[begin SOURCE DATA]
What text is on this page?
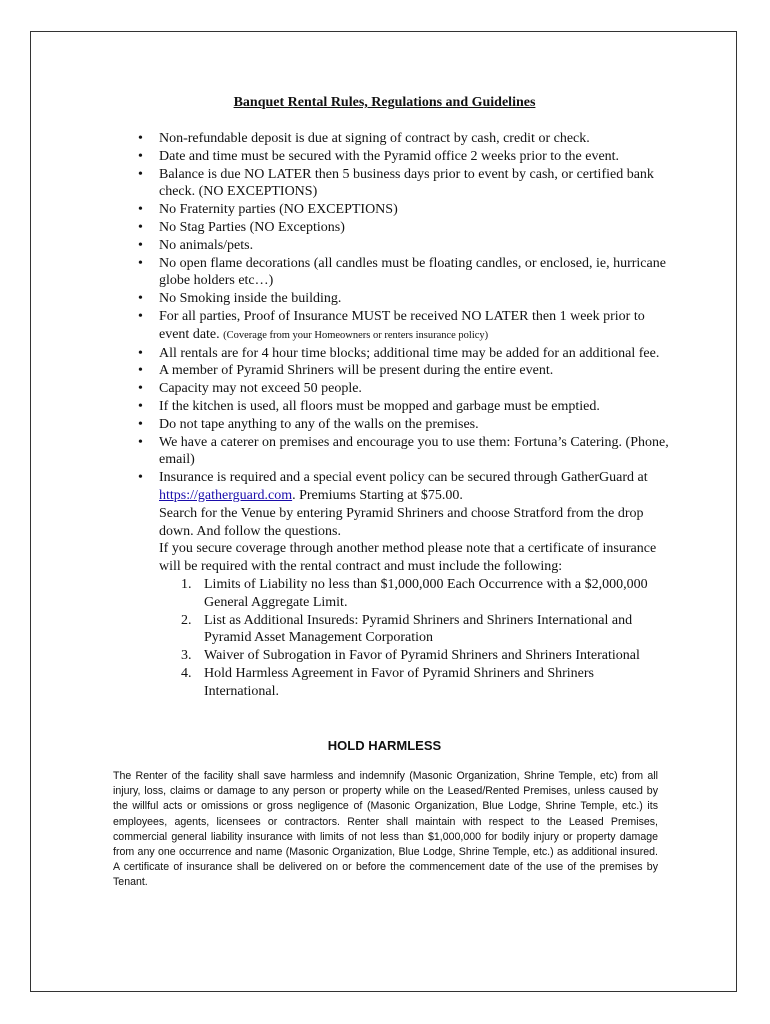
Banquet Rental Rules, Regulations and Guidelines

• Non-refundable deposit is due at signing of contract by cash, credit or check.

• Date and time must be secured with the Pyramid office 2 weeks prior to the event.

• Balance is due NO LATER then 5 business days prior to event by cash, or certified bank check. (NO EXCEPTIONS)

• No Fraternity parties (NO EXCEPTIONS)

• No Stag Parties (NO Exceptions)

• No animals/pets.

• No open flame decorations (all candles must be floating candles, or enclosed, ie, hurricane globe holders etc…)

• No Smoking inside the building.

• For all parties, Proof of Insurance MUST be received NO LATER then 1 week prior to event date. (Coverage from your Homeowners or renters insurance policy)

• All rentals are for 4 hour time blocks; additional time may be added for an additional fee.

• A member of Pyramid Shriners will be present during the entire event.

• Capacity may not exceed 50 people.

• If the kitchen is used, all floors must be mopped and garbage must be emptied.

• Do not tape anything to any of the walls on the premises.

• We have a caterer on premises and encourage you to use them: Fortuna’s Catering. (Phone, email)

• Insurance is required and a special event policy can be secured through GatherGuard at https://gatherguard.com. Premiums Starting at $75.00.
Search for the Venue by entering Pyramid Shriners and choose Stratford from the drop down. And follow the questions.
If you secure coverage through another method please note that a certificate of insurance will be required with the rental contract and must include the following:
1. Limits of Liability no less than $1,000,000 Each Occurrence with a $2,000,000 General Aggregate Limit.
2. List as Additional Insureds: Pyramid Shriners and Shriners International and Pyramid Asset Management Corporation
3. Waiver of Subrogation in Favor of Pyramid Shriners and Shriners Interational
4. Hold Harmless Agreement in Favor of Pyramid Shriners and Shriners International.
HOLD HARMLESS
The Renter of the facility shall save harmless and indemnify (Masonic Organization, Shrine Temple, etc) from all injury, loss, claims or damage to any person or property while on the Leased/Rented Premises, unless caused by the willful acts or omissions or gross negligence of (Masonic Organization, Blue Lodge, Shrine Temple, etc.) its employees, agents, licensees or contractors. Renter shall maintain with respect to the Leased Premises, commercial general liability insurance with limits of not less than $1,000,000 for bodily injury or property damage from any one occurrence and name (Masonic Organization, Blue Lodge, Shrine Temple, etc.) as additional insured. A certificate of insurance shall be delivered on or before the commencement date of the use of the premises by Tenant.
[end SOURCE DATA]
■ SHORT EXERCISE: Repeat all of the records verbatim, leaving out the pictures.

■ ANSWER TO THIS TASK:
What text is on this page?
Banquet Rental Rules, Regulations and Guidelines

• Non-refundable deposit is due at signing of contract by cash, credit or check.

• Date and time must be secured with the Pyramid office 2 weeks prior to the event.

• Balance is due NO LATER then 5 business days prior to event by cash, or certified bank check. (NO EXCEPTIONS)

• No Fraternity parties (NO EXCEPTIONS)

• No Stag Parties (NO Exceptions)

• No animals/pets.

• No open flame decorations (all candles must be floating candles, or enclosed, ie, hurricane globe holders etc…)

• No Smoking inside the building.

• For all parties, Proof of Insurance MUST be received NO LATER then 1 week prior to event date. (Coverage from your Homeowners or renters insurance policy)

• All rentals are for 4 hour time blocks; additional time may be added for an additional fee.

• A member of Pyramid Shriners will be present during the entire event.

• Capacity may not exceed 50 people.

• If the kitchen is used, all floors must be mopped and garbage must be emptied.

• Do not tape anything to any of the walls on the premises.

• We have a caterer on premises and encourage you to use them: Fortuna’s Catering. (Phone, email)

• Insurance is required and a special event policy can be secured through GatherGuard at https://gatherguard.com. Premiums Starting at $75.00.
Search for the Venue by entering Pyramid Shriners and choose Stratford from the drop down. And follow the questions.
If you secure coverage through another method please note that a certificate of insurance will be required with the rental contract and must include the following:
1. Limits of Liability no less than $1,000,000 Each Occurrence with a $2,000,000 General Aggregate Limit.
2. List as Additional Insureds: Pyramid Shriners and Shriners International and Pyramid Asset Management Corporation
3. Waiver of Subrogation in Favor of Pyramid Shriners and Shriners Interational
4. Hold Harmless Agreement in Favor of Pyramid Shriners and Shriners International.
HOLD HARMLESS
The Renter of the facility shall save harmless and indemnify (Masonic Organization, Shrine Temple, etc) from all injury, loss, claims or damage to any person or property while on the Leased/Rented Premises, unless caused by the willful acts or omissions or gross negligence of (Masonic Organization, Blue Lodge, Shrine Temple, etc.) its employees, agents, licensees or contractors. Renter shall maintain with respect to the Leased Premises, commercial general liability insurance with limits of not less than $1,000,000 for bodily injury or property damage from any one occurrence and name (Masonic Organization, Blue Lodge, Shrine Temple, etc.) as additional insured. A certificate of insurance shall be delivered on or before the commencement date of the use of the premises by Tenant.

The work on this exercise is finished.